● Written instruction
Return every record verbatim.
[Start]
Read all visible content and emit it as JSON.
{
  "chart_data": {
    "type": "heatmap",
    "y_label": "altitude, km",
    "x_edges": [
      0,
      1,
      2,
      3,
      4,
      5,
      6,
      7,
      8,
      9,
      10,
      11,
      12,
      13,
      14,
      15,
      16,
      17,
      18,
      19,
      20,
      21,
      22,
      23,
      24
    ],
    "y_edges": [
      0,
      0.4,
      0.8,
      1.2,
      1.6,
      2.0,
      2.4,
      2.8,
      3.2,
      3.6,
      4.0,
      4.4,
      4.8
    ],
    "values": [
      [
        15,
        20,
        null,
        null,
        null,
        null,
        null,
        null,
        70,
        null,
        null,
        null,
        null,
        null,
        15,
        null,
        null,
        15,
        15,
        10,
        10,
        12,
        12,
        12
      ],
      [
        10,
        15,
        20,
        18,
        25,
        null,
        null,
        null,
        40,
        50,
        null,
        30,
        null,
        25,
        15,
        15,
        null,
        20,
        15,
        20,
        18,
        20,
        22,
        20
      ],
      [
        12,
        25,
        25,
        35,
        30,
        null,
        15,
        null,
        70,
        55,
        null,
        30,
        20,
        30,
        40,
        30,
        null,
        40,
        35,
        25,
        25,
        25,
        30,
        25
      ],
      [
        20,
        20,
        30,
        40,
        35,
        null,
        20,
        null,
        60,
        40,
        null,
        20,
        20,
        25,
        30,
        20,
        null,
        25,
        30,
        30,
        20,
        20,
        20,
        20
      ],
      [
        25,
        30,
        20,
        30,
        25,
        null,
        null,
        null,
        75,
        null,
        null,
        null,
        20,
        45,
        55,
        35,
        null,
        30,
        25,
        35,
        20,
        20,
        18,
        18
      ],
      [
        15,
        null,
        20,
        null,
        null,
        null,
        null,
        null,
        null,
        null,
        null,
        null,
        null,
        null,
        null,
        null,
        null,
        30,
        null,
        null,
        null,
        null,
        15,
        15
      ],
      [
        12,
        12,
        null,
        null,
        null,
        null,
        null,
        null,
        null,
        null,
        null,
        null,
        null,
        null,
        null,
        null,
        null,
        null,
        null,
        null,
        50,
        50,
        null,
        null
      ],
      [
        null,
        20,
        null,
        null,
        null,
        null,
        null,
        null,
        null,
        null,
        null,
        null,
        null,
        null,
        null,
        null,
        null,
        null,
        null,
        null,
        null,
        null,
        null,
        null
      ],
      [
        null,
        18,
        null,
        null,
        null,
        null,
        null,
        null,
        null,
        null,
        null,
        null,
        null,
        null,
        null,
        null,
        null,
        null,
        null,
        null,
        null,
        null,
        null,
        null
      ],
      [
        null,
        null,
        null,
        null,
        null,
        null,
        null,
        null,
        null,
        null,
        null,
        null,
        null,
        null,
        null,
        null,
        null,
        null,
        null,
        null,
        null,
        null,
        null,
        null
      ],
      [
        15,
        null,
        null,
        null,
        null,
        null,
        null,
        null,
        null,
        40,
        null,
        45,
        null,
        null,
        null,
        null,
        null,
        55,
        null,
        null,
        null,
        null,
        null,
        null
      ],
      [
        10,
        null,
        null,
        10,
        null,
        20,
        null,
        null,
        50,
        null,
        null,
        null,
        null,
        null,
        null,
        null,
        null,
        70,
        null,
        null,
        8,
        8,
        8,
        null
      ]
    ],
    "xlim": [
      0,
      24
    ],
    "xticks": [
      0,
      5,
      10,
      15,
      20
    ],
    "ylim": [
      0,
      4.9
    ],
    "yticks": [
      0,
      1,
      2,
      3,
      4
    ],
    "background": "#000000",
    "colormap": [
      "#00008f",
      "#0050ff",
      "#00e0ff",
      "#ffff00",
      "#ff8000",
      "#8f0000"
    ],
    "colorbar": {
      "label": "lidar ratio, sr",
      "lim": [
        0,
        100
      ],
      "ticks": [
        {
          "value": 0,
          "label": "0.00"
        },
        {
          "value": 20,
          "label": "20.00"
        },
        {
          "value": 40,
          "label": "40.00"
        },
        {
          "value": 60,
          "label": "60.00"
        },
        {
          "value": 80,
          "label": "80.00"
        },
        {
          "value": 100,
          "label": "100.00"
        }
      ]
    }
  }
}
[End]
● Response to the task
Read all visible content and emit it as JSON.
{
  "chart_data": {
    "type": "heatmap",
    "y_label": "altitude, km",
    "x_edges": [
      0,
      1,
      2,
      3,
      4,
      5,
      6,
      7,
      8,
      9,
      10,
      11,
      12,
      13,
      14,
      15,
      16,
      17,
      18,
      19,
      20,
      21,
      22,
      23,
      24
    ],
    "y_edges": [
      0,
      0.4,
      0.8,
      1.2,
      1.6,
      2.0,
      2.4,
      2.8,
      3.2,
      3.6,
      4.0,
      4.4,
      4.8
    ],
    "values": [
      [
        15,
        20,
        null,
        null,
        null,
        null,
        null,
        null,
        70,
        null,
        null,
        null,
        null,
        null,
        15,
        null,
        null,
        15,
        15,
        10,
        10,
        12,
        12,
        12
      ],
      [
        10,
        15,
        20,
        18,
        25,
        null,
        null,
        null,
        40,
        50,
        null,
        30,
        null,
        25,
        15,
        15,
        null,
        20,
        15,
        20,
        18,
        20,
        22,
        20
      ],
      [
        12,
        25,
        25,
        35,
        30,
        null,
        15,
        null,
        70,
        55,
        null,
        30,
        20,
        30,
        40,
        30,
        null,
        40,
        35,
        25,
        25,
        25,
        30,
        25
      ],
      [
        20,
        20,
        30,
        40,
        35,
        null,
        20,
        null,
        60,
        40,
        null,
        20,
        20,
        25,
        30,
        20,
        null,
        25,
        30,
        30,
        20,
        20,
        20,
        20
      ],
      [
        25,
        30,
        20,
        30,
        25,
        null,
        null,
        null,
        75,
        null,
        null,
        null,
        20,
        45,
        55,
        35,
        null,
        30,
        25,
        35,
        20,
        20,
        18,
        18
      ],
      [
        15,
        null,
        20,
        null,
        null,
        null,
        null,
        null,
        null,
        null,
        null,
        null,
        null,
        null,
        null,
        null,
        null,
        30,
        null,
        null,
        null,
        null,
        15,
        15
      ],
      [
        12,
        12,
        null,
        null,
        null,
        null,
        null,
        null,
        null,
        null,
        null,
        null,
        null,
        null,
        null,
        null,
        null,
        null,
        null,
        null,
        50,
        50,
        null,
        null
      ],
      [
        null,
        20,
        null,
        null,
        null,
        null,
        null,
        null,
        null,
        null,
        null,
        null,
        null,
        null,
        null,
        null,
        null,
        null,
        null,
        null,
        null,
        null,
        null,
        null
      ],
      [
        null,
        18,
        null,
        null,
        null,
        null,
        null,
        null,
        null,
        null,
        null,
        null,
        null,
        null,
        null,
        null,
        null,
        null,
        null,
        null,
        null,
        null,
        null,
        null
      ],
      [
        null,
        null,
        null,
        null,
        null,
        null,
        null,
        null,
        null,
        null,
        null,
        null,
        null,
        null,
        null,
        null,
        null,
        null,
        null,
        null,
        null,
        null,
        null,
        null
      ],
      [
        15,
        null,
        null,
        null,
        null,
        null,
        null,
        null,
        null,
        40,
        null,
        45,
        null,
        null,
        null,
        null,
        null,
        55,
        null,
        null,
        null,
        null,
        null,
        null
      ],
      [
        10,
        null,
        null,
        10,
        null,
        20,
        null,
        null,
        50,
        null,
        null,
        null,
        null,
        null,
        null,
        null,
        null,
        70,
        null,
        null,
        8,
        8,
        8,
        null
      ]
    ],
    "xlim": [
      0,
      24
    ],
    "xticks": [
      0,
      5,
      10,
      15,
      20
    ],
    "ylim": [
      0,
      4.9
    ],
    "yticks": [
      0,
      1,
      2,
      3,
      4
    ],
    "background": "#000000",
    "colormap": [
      "#00008f",
      "#0050ff",
      "#00e0ff",
      "#ffff00",
      "#ff8000",
      "#8f0000"
    ],
    "colorbar": {
      "label": "lidar ratio, sr",
      "lim": [
        0,
        100
      ],
      "ticks": [
        {
          "value": 0,
          "label": "0.00"
        },
        {
          "value": 20,
          "label": "20.00"
        },
        {
          "value": 40,
          "label": "40.00"
        },
        {
          "value": 60,
          "label": "60.00"
        },
        {
          "value": 80,
          "label": "80.00"
        },
        {
          "value": 100,
          "label": "100.00"
        }
      ]
    }
  }
}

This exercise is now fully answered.